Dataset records
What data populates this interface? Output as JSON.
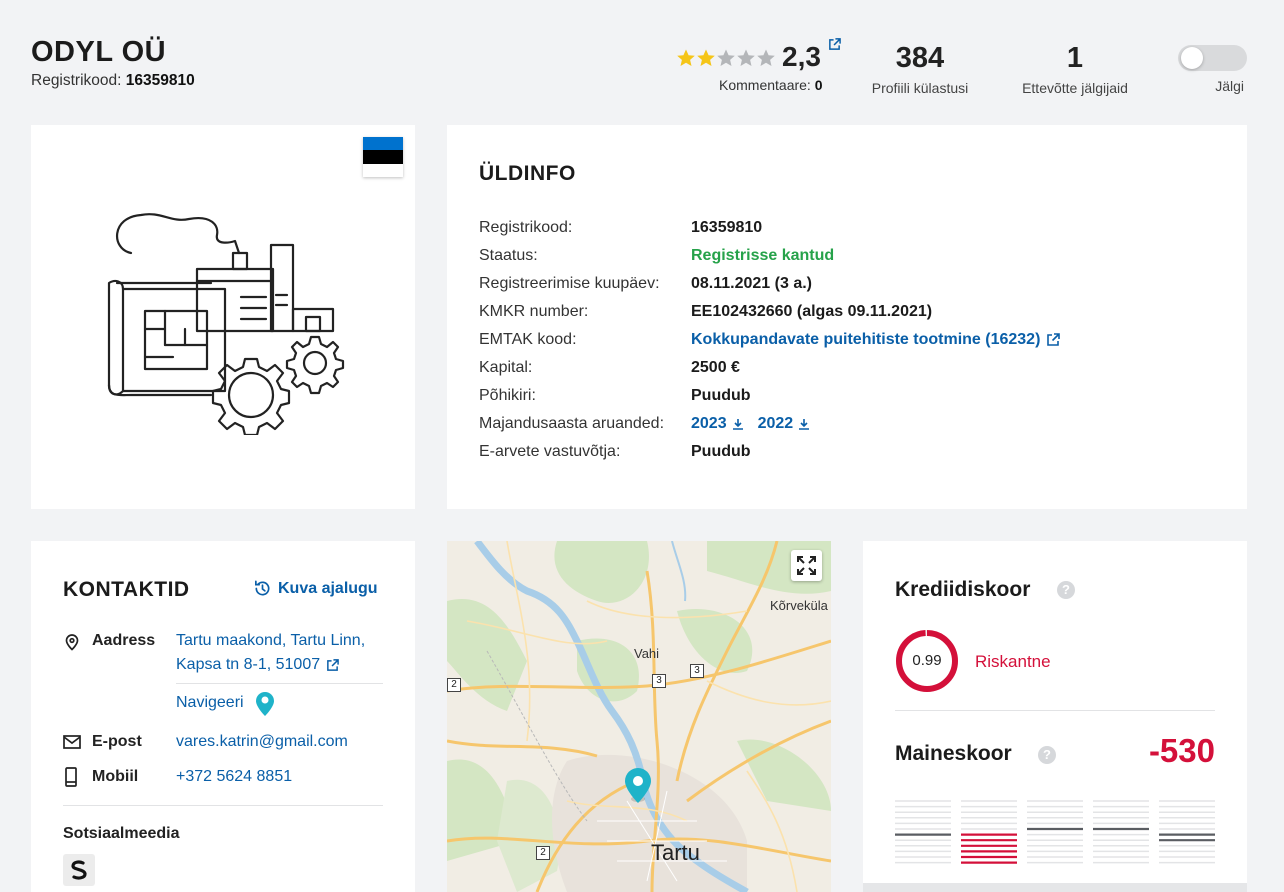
{
  "company": {
    "name": "ODYL OÜ",
    "regcode_label": "Registrikood:",
    "regcode_value": "16359810"
  },
  "rating": {
    "value": "2,3",
    "stars_filled": 2.3,
    "stars_total": 5,
    "comments_label": "Kommentaare:",
    "comments_count": "0"
  },
  "stats": {
    "visits_value": "384",
    "visits_label": "Profiili külastusi",
    "followers_value": "1",
    "followers_label": "Ettevõtte jälgijaid"
  },
  "follow": {
    "label": "Jälgi",
    "enabled": false
  },
  "general": {
    "title": "ÜLDINFO",
    "rows": [
      {
        "key": "Registrikood:",
        "value": "16359810"
      },
      {
        "key": "Staatus:",
        "value": "Registrisse kantud"
      },
      {
        "key": "Registreerimise kuupäev:",
        "value": "08.11.2021 (3 a.)"
      },
      {
        "key": "KMKR number:",
        "value": "EE102432660 (algas 09.11.2021)"
      },
      {
        "key": "EMTAK kood:",
        "value": "Kokkupandavate puitehitiste tootmine (16232)"
      },
      {
        "key": "Kapital:",
        "value": "2500 €"
      },
      {
        "key": "Põhikiri:",
        "value": "Puudub"
      },
      {
        "key": "Majandusaasta aruanded:",
        "value": ""
      },
      {
        "key": "E-arvete vastuvõtja:",
        "value": "Puudub"
      }
    ],
    "reports": [
      "2023",
      "2022"
    ]
  },
  "contacts": {
    "title": "KONTAKTID",
    "history_label": "Kuva ajalugu",
    "address_label": "Aadress",
    "address_line1": "Tartu maakond, Tartu Linn,",
    "address_line2": "Kapsa tn 8-1, 51007",
    "navigate_label": "Navigeeri",
    "email_label": "E-post",
    "email_value": "vares.katrin@gmail.com",
    "mobile_label": "Mobiil",
    "mobile_value": "+372 5624 8851",
    "social_title": "Sotsiaalmeedia"
  },
  "map": {
    "labels": {
      "korvekula": "Kõrveküla",
      "vahi": "Vahi",
      "tartu": "Tartu"
    },
    "road_signs": {
      "a": "2",
      "b": "3",
      "c": "3",
      "d": "2"
    }
  },
  "credit": {
    "title": "Krediidiskoor",
    "score": "0.99",
    "score_fraction": 0.99,
    "risk_label": "Riskantne",
    "reputation_title": "Maineskoor",
    "reputation_value": "-530",
    "help_symbol": "?",
    "colors": {
      "risk": "#d4103a",
      "accent_link": "#0a5fa8",
      "status_green": "#26a24a"
    }
  }
}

■ Direction
Set the entries down again exactly. Do not include the images.

■ Solution
What data populates this interface? Output as JSON.
{
  "company": {
    "name": "ODYL OÜ",
    "regcode_label": "Registrikood:",
    "regcode_value": "16359810"
  },
  "rating": {
    "value": "2,3",
    "stars_filled": 2.3,
    "stars_total": 5,
    "comments_label": "Kommentaare:",
    "comments_count": "0"
  },
  "stats": {
    "visits_value": "384",
    "visits_label": "Profiili külastusi",
    "followers_value": "1",
    "followers_label": "Ettevõtte jälgijaid"
  },
  "follow": {
    "label": "Jälgi",
    "enabled": false
  },
  "general": {
    "title": "ÜLDINFO",
    "rows": [
      {
        "key": "Registrikood:",
        "value": "16359810"
      },
      {
        "key": "Staatus:",
        "value": "Registrisse kantud"
      },
      {
        "key": "Registreerimise kuupäev:",
        "value": "08.11.2021 (3 a.)"
      },
      {
        "key": "KMKR number:",
        "value": "EE102432660 (algas 09.11.2021)"
      },
      {
        "key": "EMTAK kood:",
        "value": "Kokkupandavate puitehitiste tootmine (16232)"
      },
      {
        "key": "Kapital:",
        "value": "2500 €"
      },
      {
        "key": "Põhikiri:",
        "value": "Puudub"
      },
      {
        "key": "Majandusaasta aruanded:",
        "value": ""
      },
      {
        "key": "E-arvete vastuvõtja:",
        "value": "Puudub"
      }
    ],
    "reports": [
      "2023",
      "2022"
    ]
  },
  "contacts": {
    "title": "KONTAKTID",
    "history_label": "Kuva ajalugu",
    "address_label": "Aadress",
    "address_line1": "Tartu maakond, Tartu Linn,",
    "address_line2": "Kapsa tn 8-1, 51007",
    "navigate_label": "Navigeeri",
    "email_label": "E-post",
    "email_value": "vares.katrin@gmail.com",
    "mobile_label": "Mobiil",
    "mobile_value": "+372 5624 8851",
    "social_title": "Sotsiaalmeedia"
  },
  "map": {
    "labels": {
      "korvekula": "Kõrveküla",
      "vahi": "Vahi",
      "tartu": "Tartu"
    },
    "road_signs": {
      "a": "2",
      "b": "3",
      "c": "3",
      "d": "2"
    }
  },
  "credit": {
    "title": "Krediidiskoor",
    "score": "0.99",
    "score_fraction": 0.99,
    "risk_label": "Riskantne",
    "reputation_title": "Maineskoor",
    "reputation_value": "-530",
    "help_symbol": "?",
    "colors": {
      "risk": "#d4103a",
      "accent_link": "#0a5fa8",
      "status_green": "#26a24a"
    }
  }
}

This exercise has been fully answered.